Items:
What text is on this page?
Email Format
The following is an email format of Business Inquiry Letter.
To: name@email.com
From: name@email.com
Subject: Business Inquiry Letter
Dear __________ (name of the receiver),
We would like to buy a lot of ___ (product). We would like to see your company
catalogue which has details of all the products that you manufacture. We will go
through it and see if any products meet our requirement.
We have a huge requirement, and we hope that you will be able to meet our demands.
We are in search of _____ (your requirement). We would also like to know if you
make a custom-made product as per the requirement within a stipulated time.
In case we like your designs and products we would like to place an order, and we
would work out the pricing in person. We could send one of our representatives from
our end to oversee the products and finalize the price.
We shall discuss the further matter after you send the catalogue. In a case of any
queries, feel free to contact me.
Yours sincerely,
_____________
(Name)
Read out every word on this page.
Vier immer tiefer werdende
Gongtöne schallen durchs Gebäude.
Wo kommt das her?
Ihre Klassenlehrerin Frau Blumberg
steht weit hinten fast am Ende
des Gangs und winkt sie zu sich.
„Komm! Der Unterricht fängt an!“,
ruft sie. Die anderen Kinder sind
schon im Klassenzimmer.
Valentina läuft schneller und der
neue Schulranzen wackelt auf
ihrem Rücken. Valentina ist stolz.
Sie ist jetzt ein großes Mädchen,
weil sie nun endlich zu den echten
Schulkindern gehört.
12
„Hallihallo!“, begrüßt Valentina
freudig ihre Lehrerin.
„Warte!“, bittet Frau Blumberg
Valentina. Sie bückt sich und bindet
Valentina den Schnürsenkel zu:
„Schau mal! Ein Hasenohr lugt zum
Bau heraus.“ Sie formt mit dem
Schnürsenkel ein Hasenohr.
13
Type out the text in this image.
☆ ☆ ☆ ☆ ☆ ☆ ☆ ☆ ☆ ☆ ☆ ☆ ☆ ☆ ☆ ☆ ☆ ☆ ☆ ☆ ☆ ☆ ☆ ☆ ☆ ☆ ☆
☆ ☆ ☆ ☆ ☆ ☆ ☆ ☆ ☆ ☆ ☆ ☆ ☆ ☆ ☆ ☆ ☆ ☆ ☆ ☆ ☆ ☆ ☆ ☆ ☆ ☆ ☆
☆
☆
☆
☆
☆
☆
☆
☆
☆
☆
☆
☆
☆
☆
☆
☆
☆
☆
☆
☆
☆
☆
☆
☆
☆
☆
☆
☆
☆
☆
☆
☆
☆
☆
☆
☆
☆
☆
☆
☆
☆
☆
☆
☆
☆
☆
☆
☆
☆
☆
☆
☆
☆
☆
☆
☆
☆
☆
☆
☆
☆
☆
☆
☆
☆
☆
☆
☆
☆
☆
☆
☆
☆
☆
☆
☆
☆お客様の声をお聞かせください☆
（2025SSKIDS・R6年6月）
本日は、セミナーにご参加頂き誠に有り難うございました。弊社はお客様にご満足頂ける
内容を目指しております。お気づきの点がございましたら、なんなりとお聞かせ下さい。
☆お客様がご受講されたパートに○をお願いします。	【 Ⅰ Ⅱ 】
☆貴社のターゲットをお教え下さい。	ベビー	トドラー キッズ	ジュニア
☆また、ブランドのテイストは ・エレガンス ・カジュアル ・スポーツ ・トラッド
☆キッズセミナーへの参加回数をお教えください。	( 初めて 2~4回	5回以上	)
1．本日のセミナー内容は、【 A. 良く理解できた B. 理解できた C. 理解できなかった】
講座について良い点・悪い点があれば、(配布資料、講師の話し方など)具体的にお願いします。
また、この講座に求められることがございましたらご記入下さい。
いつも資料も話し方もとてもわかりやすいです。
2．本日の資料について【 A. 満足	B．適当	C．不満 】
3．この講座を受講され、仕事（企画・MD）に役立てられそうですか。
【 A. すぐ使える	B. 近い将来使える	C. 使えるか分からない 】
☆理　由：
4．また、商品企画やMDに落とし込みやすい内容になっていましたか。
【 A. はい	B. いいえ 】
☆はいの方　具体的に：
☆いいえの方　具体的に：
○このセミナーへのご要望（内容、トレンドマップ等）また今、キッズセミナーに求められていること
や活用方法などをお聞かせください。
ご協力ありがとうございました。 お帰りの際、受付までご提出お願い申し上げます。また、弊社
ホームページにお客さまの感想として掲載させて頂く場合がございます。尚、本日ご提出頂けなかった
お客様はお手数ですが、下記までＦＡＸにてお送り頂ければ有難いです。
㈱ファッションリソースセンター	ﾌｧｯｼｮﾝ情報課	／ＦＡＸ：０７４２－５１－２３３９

What is needed: Take each line of the material that contains the word "Letter" and list it.

Written answer:
The following is an email format of Business Inquiry Letter.
Subject: Business Inquiry Letter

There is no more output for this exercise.